▸ Written task
Work out how many lines include "upper" and answer with that number only.

▸ Records for this task
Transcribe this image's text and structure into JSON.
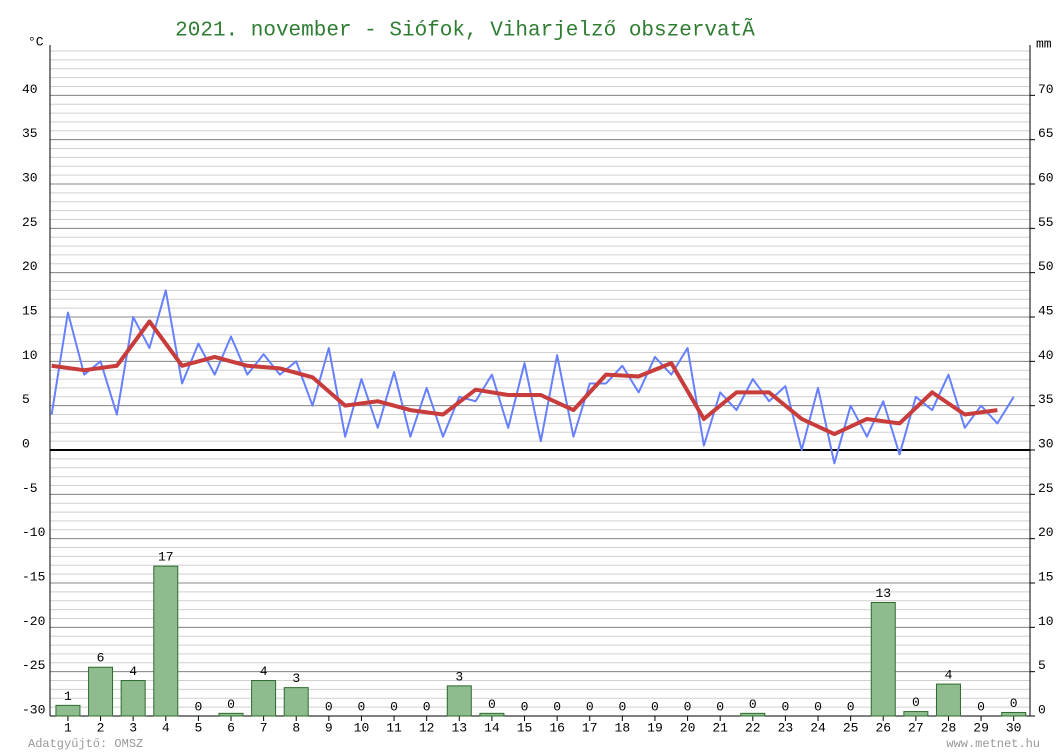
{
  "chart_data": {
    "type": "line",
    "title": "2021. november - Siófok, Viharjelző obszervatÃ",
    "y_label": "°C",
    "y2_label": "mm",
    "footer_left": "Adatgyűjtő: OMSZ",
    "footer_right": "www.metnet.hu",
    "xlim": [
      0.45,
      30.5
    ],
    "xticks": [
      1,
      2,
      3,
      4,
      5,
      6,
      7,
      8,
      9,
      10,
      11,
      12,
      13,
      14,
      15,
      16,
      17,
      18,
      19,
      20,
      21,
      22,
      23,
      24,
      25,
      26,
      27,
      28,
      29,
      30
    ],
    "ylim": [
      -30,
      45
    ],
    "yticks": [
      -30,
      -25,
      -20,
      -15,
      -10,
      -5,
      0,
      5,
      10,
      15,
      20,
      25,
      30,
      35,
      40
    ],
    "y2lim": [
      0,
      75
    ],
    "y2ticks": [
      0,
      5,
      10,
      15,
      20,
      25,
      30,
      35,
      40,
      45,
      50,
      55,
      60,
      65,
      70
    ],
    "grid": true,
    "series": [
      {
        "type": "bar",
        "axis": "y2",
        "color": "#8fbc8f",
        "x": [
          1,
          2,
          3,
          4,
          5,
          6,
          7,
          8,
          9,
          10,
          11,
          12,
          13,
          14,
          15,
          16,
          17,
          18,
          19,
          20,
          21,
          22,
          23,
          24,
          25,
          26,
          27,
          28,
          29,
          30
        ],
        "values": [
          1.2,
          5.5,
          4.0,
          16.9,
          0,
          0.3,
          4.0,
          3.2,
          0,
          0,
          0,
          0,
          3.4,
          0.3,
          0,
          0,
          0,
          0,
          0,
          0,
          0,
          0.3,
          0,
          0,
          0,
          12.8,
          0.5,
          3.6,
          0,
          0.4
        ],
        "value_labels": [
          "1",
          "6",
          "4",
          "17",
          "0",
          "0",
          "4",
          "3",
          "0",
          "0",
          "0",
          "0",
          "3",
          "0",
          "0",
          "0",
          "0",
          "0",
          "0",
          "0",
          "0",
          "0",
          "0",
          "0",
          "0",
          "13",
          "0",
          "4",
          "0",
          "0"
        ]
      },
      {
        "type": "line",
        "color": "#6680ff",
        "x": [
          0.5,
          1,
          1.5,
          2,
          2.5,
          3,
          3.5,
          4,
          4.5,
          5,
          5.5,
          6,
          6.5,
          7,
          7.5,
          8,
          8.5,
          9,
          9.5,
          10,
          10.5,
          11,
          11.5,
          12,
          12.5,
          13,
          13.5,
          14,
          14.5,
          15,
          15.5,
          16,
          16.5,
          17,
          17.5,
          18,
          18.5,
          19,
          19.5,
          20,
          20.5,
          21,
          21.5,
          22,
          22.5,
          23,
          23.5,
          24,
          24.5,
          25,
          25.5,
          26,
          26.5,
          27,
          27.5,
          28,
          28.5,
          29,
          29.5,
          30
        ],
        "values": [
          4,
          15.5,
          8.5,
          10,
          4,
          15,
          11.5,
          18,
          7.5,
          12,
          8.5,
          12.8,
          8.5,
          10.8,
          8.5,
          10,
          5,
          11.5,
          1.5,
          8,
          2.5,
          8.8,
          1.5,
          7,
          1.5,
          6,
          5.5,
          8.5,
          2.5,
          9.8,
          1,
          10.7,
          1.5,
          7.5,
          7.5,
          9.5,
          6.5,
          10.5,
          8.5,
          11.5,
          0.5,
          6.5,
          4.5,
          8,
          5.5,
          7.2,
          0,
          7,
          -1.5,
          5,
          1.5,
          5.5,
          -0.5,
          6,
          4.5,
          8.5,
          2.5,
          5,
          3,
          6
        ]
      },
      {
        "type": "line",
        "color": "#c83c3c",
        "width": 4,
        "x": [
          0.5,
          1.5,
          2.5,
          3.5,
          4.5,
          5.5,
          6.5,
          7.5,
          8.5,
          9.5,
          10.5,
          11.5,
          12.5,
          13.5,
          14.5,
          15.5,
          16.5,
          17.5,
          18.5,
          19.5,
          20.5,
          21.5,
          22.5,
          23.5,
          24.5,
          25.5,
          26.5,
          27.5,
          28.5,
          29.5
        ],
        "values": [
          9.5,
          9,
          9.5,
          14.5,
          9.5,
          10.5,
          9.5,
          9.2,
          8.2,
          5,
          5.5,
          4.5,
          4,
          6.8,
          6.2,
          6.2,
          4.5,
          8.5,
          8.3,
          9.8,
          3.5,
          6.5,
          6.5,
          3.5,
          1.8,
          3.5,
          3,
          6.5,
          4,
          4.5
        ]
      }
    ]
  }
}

* * *

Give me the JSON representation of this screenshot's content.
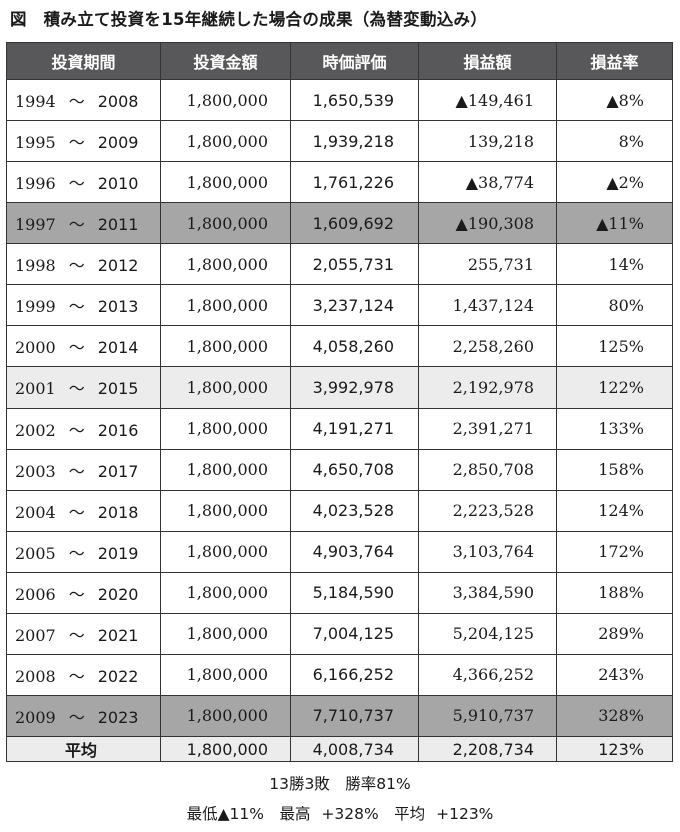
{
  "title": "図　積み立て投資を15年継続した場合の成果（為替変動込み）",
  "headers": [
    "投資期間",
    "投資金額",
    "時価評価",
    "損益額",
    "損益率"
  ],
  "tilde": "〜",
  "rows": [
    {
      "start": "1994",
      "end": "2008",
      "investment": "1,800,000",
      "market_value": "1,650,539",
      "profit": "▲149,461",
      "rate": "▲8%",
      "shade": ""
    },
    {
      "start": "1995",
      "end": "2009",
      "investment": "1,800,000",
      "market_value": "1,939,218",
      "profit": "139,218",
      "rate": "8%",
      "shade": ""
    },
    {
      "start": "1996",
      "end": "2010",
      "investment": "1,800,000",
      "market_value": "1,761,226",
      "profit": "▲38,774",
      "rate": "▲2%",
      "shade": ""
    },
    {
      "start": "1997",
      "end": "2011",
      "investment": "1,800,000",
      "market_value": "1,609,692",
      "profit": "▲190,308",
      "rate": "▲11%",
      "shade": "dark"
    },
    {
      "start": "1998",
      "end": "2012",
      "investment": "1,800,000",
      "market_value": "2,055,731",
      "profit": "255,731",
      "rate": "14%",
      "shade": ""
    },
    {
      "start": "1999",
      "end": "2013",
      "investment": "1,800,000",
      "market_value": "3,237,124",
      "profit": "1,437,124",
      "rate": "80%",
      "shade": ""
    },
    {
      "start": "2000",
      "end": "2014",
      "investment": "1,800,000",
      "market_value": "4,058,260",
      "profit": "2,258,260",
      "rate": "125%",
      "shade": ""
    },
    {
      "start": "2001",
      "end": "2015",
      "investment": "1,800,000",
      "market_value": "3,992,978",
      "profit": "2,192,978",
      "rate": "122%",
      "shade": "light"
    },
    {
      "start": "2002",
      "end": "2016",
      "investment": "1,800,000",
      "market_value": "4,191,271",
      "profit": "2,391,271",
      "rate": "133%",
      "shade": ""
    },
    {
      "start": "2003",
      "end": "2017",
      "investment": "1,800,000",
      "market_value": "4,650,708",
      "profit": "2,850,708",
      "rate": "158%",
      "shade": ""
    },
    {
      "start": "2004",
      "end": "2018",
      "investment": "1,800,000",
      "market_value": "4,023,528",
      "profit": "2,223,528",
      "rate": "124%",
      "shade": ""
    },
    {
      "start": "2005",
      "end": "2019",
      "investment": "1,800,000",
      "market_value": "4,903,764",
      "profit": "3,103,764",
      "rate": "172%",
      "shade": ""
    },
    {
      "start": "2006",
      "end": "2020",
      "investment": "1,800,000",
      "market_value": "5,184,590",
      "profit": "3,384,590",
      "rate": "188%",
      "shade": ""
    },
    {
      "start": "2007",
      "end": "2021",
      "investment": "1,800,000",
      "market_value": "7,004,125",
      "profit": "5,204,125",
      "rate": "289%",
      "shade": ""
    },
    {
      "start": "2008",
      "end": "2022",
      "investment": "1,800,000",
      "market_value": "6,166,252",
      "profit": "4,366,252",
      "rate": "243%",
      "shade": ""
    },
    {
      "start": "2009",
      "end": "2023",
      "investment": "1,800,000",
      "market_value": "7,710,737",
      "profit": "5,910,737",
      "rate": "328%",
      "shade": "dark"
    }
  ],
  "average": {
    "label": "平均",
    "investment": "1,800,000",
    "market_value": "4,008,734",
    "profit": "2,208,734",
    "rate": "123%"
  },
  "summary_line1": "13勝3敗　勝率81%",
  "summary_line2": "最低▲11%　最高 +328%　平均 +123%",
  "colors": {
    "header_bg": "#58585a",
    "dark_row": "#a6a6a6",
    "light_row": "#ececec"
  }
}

---

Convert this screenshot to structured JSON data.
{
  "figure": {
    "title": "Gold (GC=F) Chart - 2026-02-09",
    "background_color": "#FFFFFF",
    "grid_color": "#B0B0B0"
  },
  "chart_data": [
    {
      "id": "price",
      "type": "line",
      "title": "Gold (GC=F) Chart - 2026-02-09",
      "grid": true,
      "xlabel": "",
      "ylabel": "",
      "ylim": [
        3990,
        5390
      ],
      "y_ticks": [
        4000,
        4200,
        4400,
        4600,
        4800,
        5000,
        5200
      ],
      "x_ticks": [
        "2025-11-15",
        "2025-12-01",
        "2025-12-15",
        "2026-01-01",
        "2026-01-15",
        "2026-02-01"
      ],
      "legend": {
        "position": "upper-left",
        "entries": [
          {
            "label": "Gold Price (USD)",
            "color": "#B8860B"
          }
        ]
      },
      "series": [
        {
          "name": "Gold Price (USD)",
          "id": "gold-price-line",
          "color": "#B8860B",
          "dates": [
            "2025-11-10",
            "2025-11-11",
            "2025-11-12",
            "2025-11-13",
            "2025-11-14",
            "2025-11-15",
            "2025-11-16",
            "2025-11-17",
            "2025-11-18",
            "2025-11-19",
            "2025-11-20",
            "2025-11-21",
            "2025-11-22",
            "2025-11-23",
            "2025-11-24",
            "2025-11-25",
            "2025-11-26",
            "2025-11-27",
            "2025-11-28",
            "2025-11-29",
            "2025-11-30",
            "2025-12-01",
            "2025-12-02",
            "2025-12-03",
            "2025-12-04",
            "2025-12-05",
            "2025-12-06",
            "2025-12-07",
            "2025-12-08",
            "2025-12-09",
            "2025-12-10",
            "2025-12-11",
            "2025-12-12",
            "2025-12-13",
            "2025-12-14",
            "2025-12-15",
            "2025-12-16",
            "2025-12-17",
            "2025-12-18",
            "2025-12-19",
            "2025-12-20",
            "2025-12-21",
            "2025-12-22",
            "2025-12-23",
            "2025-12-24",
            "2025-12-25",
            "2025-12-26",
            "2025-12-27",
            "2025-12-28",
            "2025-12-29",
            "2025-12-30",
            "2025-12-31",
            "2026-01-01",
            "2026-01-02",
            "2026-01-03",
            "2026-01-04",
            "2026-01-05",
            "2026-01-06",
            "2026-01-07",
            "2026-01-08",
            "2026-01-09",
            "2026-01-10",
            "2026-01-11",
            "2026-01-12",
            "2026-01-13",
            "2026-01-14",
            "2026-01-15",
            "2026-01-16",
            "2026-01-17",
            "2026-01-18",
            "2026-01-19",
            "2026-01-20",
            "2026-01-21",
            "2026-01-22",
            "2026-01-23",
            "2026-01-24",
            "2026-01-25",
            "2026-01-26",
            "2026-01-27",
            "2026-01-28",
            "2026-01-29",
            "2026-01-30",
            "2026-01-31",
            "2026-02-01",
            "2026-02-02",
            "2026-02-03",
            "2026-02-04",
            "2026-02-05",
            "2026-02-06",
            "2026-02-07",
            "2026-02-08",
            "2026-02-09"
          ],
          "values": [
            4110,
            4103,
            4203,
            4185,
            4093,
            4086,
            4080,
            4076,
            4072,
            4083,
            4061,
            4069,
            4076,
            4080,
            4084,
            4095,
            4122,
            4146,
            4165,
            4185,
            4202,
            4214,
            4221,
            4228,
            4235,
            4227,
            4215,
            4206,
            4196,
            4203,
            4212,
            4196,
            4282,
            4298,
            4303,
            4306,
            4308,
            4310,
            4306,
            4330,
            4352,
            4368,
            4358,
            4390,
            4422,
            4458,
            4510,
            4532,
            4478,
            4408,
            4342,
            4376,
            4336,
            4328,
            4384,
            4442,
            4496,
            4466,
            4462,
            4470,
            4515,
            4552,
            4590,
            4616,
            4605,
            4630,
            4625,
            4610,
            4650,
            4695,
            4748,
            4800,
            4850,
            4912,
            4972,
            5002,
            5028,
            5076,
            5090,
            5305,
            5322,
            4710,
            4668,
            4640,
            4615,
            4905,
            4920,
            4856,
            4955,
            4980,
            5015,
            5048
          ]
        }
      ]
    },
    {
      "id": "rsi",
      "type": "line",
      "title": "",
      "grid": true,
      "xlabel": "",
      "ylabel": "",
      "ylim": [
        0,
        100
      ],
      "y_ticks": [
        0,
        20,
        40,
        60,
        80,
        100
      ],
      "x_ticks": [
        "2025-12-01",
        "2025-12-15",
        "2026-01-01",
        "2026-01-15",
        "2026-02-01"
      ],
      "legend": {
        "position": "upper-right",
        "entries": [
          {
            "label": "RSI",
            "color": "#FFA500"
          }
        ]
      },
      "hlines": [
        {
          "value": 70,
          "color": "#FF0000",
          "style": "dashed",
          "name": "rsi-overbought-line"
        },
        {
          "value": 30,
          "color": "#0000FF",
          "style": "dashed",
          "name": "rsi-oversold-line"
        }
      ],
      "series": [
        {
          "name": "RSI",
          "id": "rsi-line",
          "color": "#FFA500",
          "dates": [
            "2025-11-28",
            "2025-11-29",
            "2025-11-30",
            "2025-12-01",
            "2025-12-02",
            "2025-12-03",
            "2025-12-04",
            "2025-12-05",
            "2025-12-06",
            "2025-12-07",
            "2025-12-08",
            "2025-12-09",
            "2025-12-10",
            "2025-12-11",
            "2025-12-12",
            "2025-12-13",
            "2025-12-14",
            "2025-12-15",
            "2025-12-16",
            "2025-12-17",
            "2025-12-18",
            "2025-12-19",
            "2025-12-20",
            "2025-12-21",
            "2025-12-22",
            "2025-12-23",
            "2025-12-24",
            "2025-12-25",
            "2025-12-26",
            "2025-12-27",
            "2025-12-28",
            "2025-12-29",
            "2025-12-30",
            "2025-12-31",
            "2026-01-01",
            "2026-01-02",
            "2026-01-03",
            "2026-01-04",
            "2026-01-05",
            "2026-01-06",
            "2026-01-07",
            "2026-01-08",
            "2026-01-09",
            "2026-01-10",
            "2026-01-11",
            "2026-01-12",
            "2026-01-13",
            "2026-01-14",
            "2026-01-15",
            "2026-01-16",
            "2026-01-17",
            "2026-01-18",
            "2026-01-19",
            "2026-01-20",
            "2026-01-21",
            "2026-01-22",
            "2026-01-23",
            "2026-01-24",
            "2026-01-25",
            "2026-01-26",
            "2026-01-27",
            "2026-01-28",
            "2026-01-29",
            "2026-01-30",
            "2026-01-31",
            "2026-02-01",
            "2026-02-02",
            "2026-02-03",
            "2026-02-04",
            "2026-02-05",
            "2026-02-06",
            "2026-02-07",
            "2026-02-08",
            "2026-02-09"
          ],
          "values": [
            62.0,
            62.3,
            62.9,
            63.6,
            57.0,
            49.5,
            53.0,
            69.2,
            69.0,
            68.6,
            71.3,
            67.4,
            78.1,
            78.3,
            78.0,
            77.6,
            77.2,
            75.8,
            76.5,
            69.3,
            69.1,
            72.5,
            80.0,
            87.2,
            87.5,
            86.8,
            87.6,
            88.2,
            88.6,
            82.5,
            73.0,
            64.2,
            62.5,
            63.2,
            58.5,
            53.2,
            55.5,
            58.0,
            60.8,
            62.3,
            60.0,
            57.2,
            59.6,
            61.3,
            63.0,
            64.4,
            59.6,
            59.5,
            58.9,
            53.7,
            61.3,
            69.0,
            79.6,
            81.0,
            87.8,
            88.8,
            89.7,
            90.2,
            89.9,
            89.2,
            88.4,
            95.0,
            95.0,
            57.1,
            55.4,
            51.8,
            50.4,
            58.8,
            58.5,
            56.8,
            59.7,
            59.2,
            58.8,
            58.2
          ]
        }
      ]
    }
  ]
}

▸ Expected output
2